**SET EXERCISE:** Search the material for "хронического" and show all lines that contain it.

**GIVEN DATA:**

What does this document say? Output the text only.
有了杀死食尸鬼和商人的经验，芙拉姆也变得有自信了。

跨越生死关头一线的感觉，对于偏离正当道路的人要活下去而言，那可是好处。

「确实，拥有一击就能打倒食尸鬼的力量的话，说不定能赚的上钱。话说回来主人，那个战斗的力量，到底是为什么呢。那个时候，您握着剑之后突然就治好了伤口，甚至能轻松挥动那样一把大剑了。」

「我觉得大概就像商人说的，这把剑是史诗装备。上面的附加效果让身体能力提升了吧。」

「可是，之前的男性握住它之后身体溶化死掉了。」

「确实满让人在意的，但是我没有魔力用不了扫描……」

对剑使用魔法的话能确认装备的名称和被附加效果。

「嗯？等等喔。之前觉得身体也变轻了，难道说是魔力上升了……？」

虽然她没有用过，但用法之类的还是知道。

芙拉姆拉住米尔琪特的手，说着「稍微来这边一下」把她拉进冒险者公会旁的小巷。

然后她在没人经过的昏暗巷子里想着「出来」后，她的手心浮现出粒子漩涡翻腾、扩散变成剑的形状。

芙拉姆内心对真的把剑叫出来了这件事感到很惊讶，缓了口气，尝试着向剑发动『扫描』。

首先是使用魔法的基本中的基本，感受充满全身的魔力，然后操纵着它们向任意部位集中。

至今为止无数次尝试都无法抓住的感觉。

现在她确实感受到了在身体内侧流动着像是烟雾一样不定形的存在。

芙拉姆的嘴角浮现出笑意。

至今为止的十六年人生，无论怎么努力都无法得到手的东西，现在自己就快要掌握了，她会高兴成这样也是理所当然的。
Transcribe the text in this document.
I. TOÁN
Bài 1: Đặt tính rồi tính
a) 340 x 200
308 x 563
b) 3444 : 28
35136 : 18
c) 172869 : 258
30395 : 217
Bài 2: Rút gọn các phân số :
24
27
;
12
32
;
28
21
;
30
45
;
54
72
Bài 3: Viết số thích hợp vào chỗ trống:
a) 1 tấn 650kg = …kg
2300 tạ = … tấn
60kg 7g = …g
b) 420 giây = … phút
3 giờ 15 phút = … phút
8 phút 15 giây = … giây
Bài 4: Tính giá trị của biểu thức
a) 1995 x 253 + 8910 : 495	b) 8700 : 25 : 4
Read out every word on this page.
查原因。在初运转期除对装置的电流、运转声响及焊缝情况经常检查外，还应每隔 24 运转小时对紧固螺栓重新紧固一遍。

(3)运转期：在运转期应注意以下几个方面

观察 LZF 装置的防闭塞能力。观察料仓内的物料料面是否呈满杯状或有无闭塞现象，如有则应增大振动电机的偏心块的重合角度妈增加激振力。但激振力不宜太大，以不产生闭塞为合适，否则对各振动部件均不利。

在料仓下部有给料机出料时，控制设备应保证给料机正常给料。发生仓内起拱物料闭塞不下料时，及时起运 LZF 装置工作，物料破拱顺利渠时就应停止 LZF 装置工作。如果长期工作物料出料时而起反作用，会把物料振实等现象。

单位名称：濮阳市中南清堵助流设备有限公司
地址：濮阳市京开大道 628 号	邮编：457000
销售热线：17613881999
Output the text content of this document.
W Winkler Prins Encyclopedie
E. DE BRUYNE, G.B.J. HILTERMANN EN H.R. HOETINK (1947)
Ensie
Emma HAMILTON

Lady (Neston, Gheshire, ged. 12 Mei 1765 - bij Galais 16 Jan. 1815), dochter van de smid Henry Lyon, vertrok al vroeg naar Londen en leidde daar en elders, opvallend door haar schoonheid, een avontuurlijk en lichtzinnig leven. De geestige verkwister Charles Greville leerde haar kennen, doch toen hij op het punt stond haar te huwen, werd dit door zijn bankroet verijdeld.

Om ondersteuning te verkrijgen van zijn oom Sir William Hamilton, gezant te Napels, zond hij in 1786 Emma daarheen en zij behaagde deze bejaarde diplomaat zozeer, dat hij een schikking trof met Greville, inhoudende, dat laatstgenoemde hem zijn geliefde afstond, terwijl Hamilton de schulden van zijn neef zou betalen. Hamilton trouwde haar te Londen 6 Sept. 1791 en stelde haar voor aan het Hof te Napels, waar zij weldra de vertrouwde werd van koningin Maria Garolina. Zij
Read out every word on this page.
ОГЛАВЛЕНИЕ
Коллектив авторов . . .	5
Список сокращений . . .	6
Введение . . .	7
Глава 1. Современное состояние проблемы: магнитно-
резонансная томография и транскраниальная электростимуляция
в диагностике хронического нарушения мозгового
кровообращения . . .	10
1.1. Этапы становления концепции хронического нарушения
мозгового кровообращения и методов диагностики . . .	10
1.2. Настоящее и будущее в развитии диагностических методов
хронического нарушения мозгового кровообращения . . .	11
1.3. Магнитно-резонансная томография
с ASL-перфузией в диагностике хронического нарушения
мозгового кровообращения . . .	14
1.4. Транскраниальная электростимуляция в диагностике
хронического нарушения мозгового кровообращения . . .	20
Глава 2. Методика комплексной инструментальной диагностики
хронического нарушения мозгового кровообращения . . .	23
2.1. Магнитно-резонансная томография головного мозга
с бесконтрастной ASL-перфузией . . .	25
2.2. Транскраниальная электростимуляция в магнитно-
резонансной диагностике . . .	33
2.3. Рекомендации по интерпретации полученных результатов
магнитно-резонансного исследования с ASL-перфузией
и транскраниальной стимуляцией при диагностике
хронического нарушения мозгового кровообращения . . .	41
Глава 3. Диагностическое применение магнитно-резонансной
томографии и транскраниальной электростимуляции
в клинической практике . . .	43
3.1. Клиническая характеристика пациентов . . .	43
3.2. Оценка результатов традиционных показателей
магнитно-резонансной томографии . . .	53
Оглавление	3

**RESULT OF THE EXERCISE:**
в диагностике хронического нарушения мозгового
1.1. Этапы становления концепции хронического нарушения
хронического нарушения мозгового кровообращения . . .	11
с ASL-перфузией в диагностике хронического нарушения
хронического нарушения мозгового кровообращения . . .	20
хронического нарушения мозгового кровообращения . . .	23
хронического нарушения мозгового кровообращения . . .	41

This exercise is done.